[BEGIN Provided records]

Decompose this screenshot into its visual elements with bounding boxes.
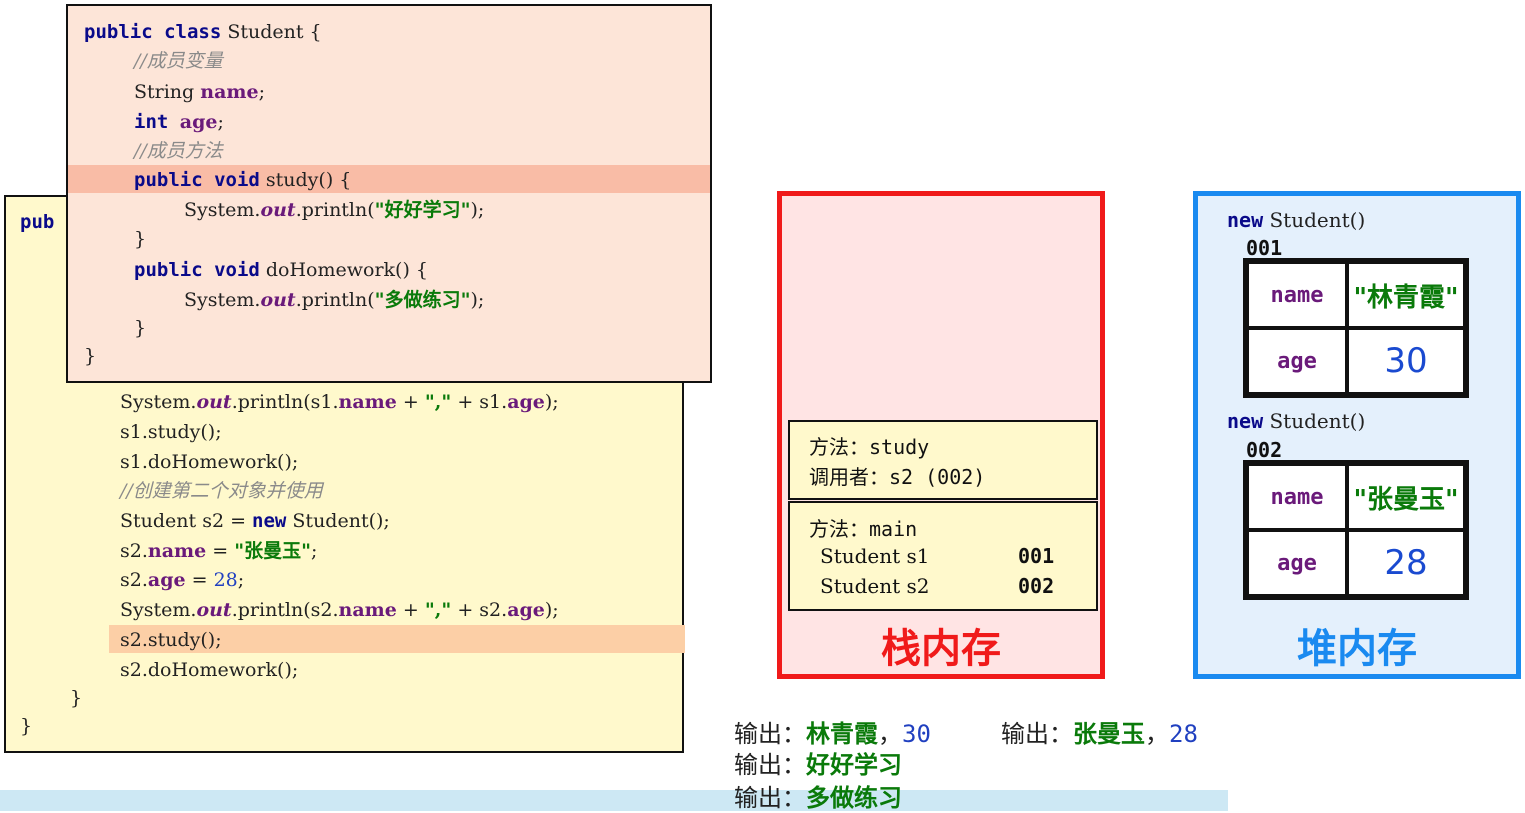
stack-memory: 方法：study 调用者：s2 (002) 方法：main Student s1…: [777, 191, 1105, 679]
field-name-value: "张曼玉": [1347, 464, 1465, 530]
output-line-1: 输出：林青霞，30: [734, 719, 931, 748]
code-line: s1.study();: [120, 421, 222, 443]
code-line: Student s2 = new Student();: [120, 510, 390, 532]
code-line: System.out.println(s1.name + "," + s1.ag…: [120, 391, 559, 413]
code-line: public class Student {: [84, 21, 322, 43]
heap-object-002: name "张曼玉" age 28: [1243, 460, 1469, 600]
code-line: }: [134, 228, 147, 250]
code-line: System.out.println("多做练习");: [184, 289, 485, 311]
code-keyword: pub: [20, 211, 55, 233]
stack-frame-study: 方法：study 调用者：s2 (002): [788, 420, 1098, 500]
code-line: }: [70, 687, 83, 709]
frame-caller-label: 调用者：s2 (002): [809, 465, 986, 489]
output-line-3: 输出：好好学习: [734, 750, 902, 779]
local-var-s1: Student s1: [820, 544, 930, 568]
heap-object-label: new Student(): [1227, 208, 1366, 232]
code-line: s2.age = 28;: [120, 569, 245, 591]
field-name-value: "林青霞": [1347, 262, 1465, 328]
code-line: }: [134, 317, 147, 339]
code-line: s2.name = "张曼玉";: [120, 540, 318, 562]
code-line: int age;: [134, 111, 224, 133]
frame-method-label: 方法：main: [809, 517, 918, 541]
stack-memory-title: 栈内存: [881, 626, 1001, 672]
bottom-band: [0, 790, 1228, 811]
heap-object-address: 001: [1246, 236, 1283, 260]
code-comment: //创建第二个对象并使用: [120, 480, 323, 502]
heap-object-001: name "林青霞" age 30: [1243, 258, 1469, 398]
code-line: s2.doHomework();: [120, 659, 299, 681]
output-line-4: 输出：多做练习: [734, 783, 902, 812]
heap-object-address: 002: [1246, 438, 1283, 462]
code-line: public void doHomework() {: [134, 259, 429, 281]
code-line: System.out.println(s2.name + "," + s2.ag…: [120, 599, 559, 621]
code-comment: //成员变量: [134, 50, 223, 72]
code-line: }: [20, 715, 33, 737]
code-line-current: s2.study();: [120, 629, 222, 651]
field-name-label: name: [1247, 464, 1347, 530]
field-age-value: 30: [1347, 328, 1465, 394]
stack-frame-main: 方法：main Student s1 001 Student s2 002: [788, 501, 1098, 611]
local-var-s2: Student s2: [820, 574, 930, 598]
code-line: String name;: [134, 81, 265, 103]
code-line-current: public void study() {: [134, 169, 352, 191]
heap-memory: new Student() 001 name "林青霞" age 30 new …: [1193, 191, 1521, 679]
frame-method-label: 方法：study: [809, 435, 930, 459]
local-var-s1-value: 001: [1018, 544, 1055, 568]
field-age-label: age: [1247, 530, 1347, 596]
code-line: System.out.println("好好学习");: [184, 199, 485, 221]
student-class-panel: public class Student { //成员变量 String nam…: [66, 4, 712, 383]
field-age-value: 28: [1347, 530, 1465, 596]
output-line-2: 输出：张曼玉，28: [1001, 719, 1198, 748]
heap-memory-title: 堆内存: [1297, 626, 1417, 672]
field-name-label: name: [1247, 262, 1347, 328]
code-comment: //成员方法: [134, 140, 223, 162]
local-var-s2-value: 002: [1018, 574, 1055, 598]
code-line: s1.doHomework();: [120, 451, 299, 473]
heap-object-label: new Student(): [1227, 409, 1366, 433]
code-line: }: [84, 345, 97, 367]
field-age-label: age: [1247, 328, 1347, 394]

[END Provided records]

Could you copy the material above line for line, without changing a word, and leave the pictures out?

◆ Task result:
Decompose this screenshot into its visual elements with bounding boxes.
stack-memory: 方法：study 调用者：s2 (002) 方法：main Student s1…: [777, 191, 1105, 679]
field-name-value: "张曼玉": [1347, 464, 1465, 530]
output-line-1: 输出：林青霞，30: [734, 719, 931, 748]
code-line: s1.study();: [120, 421, 222, 443]
code-line: Student s2 = new Student();: [120, 510, 390, 532]
code-line: System.out.println(s1.name + "," + s1.ag…: [120, 391, 559, 413]
code-line: public class Student {: [84, 21, 322, 43]
heap-object-002: name "张曼玉" age 28: [1243, 460, 1469, 600]
code-line: }: [134, 228, 147, 250]
code-line: System.out.println("多做练习");: [184, 289, 485, 311]
code-keyword: pub: [20, 211, 55, 233]
stack-frame-study: 方法：study 调用者：s2 (002): [788, 420, 1098, 500]
code-line: }: [70, 687, 83, 709]
frame-caller-label: 调用者：s2 (002): [809, 465, 986, 489]
output-line-3: 输出：好好学习: [734, 750, 902, 779]
local-var-s1: Student s1: [820, 544, 930, 568]
heap-object-label: new Student(): [1227, 208, 1366, 232]
code-line: s2.age = 28;: [120, 569, 245, 591]
field-name-value: "林青霞": [1347, 262, 1465, 328]
code-line: }: [134, 317, 147, 339]
code-line: s2.name = "张曼玉";: [120, 540, 318, 562]
code-line: int age;: [134, 111, 224, 133]
frame-method-label: 方法：main: [809, 517, 918, 541]
stack-memory-title: 栈内存: [881, 626, 1001, 672]
bottom-band: [0, 790, 1228, 811]
heap-object-address: 001: [1246, 236, 1283, 260]
code-comment: //创建第二个对象并使用: [120, 480, 323, 502]
heap-object-001: name "林青霞" age 30: [1243, 258, 1469, 398]
code-line: s2.doHomework();: [120, 659, 299, 681]
output-line-4: 输出：多做练习: [734, 783, 902, 812]
heap-object-address: 002: [1246, 438, 1283, 462]
code-line: public void doHomework() {: [134, 259, 429, 281]
code-line: System.out.println(s2.name + "," + s2.ag…: [120, 599, 559, 621]
code-comment: //成员变量: [134, 50, 223, 72]
code-line: }: [20, 715, 33, 737]
code-line-current: s2.study();: [120, 629, 222, 651]
field-name-label: name: [1247, 464, 1347, 530]
field-age-value: 30: [1347, 328, 1465, 394]
stack-frame-main: 方法：main Student s1 001 Student s2 002: [788, 501, 1098, 611]
local-var-s2: Student s2: [820, 574, 930, 598]
code-line: String name;: [134, 81, 265, 103]
code-line-current: public void study() {: [134, 169, 352, 191]
heap-memory: new Student() 001 name "林青霞" age 30 new …: [1193, 191, 1521, 679]
frame-method-label: 方法：study: [809, 435, 930, 459]
local-var-s1-value: 001: [1018, 544, 1055, 568]
field-age-label: age: [1247, 530, 1347, 596]
code-line: System.out.println("好好学习");: [184, 199, 485, 221]
student-class-panel: public class Student { //成员变量 String nam…: [66, 4, 712, 383]
field-age-value: 28: [1347, 530, 1465, 596]
output-line-2: 输出：张曼玉，28: [1001, 719, 1198, 748]
heap-memory-title: 堆内存: [1297, 626, 1417, 672]
field-name-label: name: [1247, 262, 1347, 328]
code-comment: //成员方法: [134, 140, 223, 162]
local-var-s2-value: 002: [1018, 574, 1055, 598]
code-line: s1.doHomework();: [120, 451, 299, 473]
heap-object-label: new Student(): [1227, 409, 1366, 433]
code-line: }: [84, 345, 97, 367]
field-age-label: age: [1247, 328, 1347, 394]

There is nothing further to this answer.